## [PROVIDED RECORDS]

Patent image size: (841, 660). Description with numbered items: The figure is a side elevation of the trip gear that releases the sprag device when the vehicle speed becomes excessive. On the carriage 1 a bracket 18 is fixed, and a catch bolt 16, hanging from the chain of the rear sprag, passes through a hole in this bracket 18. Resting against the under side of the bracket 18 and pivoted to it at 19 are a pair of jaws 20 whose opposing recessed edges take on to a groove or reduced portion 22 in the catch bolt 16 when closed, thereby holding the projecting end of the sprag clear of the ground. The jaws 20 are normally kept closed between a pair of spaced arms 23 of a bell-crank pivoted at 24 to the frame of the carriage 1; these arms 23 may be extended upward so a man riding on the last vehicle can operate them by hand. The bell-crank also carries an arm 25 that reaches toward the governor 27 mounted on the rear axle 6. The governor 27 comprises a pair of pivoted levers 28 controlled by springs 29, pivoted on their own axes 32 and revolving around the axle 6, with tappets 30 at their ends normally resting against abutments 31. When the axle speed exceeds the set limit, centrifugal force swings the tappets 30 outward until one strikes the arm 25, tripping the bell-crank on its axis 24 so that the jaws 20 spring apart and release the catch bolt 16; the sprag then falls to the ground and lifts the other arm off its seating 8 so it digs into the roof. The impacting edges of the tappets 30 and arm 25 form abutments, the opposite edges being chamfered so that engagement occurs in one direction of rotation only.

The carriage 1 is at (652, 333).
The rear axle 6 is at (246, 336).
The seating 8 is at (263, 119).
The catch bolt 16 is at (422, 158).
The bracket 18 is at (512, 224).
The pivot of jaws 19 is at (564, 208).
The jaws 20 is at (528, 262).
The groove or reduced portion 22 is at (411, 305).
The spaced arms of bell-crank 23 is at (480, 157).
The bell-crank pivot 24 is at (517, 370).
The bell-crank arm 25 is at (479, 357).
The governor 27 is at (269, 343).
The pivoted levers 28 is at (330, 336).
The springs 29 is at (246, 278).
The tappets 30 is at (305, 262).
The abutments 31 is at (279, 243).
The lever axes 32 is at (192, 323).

## [TO DO]
Copy the records word for word, from their first line through the line containing "The seating 8 is at (263, 119).", with both of those lines included.

## [ANSWER IN FULL]
Patent image size: (841, 660). Description with numbered items: The figure is a side elevation of the trip gear that releases the sprag device when the vehicle speed becomes excessive. On the carriage 1 a bracket 18 is fixed, and a catch bolt 16, hanging from the chain of the rear sprag, passes through a hole in this bracket 18. Resting against the under side of the bracket 18 and pivoted to it at 19 are a pair of jaws 20 whose opposing recessed edges take on to a groove or reduced portion 22 in the catch bolt 16 when closed, thereby holding the projecting end of the sprag clear of the ground. The jaws 20 are normally kept closed between a pair of spaced arms 23 of a bell-crank pivoted at 24 to the frame of the carriage 1; these arms 23 may be extended upward so a man riding on the last vehicle can operate them by hand. The bell-crank also carries an arm 25 that reaches toward the governor 27 mounted on the rear axle 6. The governor 27 comprises a pair of pivoted levers 28 controlled by springs 29, pivoted on their own axes 32 and revolving around the axle 6, with tappets 30 at their ends normally resting against abutments 31. When the axle speed exceeds the set limit, centrifugal force swings the tappets 30 outward until one strikes the arm 25, tripping the bell-crank on its axis 24 so that the jaws 20 spring apart and release the catch bolt 16; the sprag then falls to the ground and lifts the other arm off its seating 8 so it digs into the roof. The impacting edges of the tappets 30 and arm 25 form abutments, the opposite edges being chamfered so that engagement occurs in one direction of rotation only.

The carriage 1 is at (652, 333).
The rear axle 6 is at (246, 336).
The seating 8 is at (263, 119).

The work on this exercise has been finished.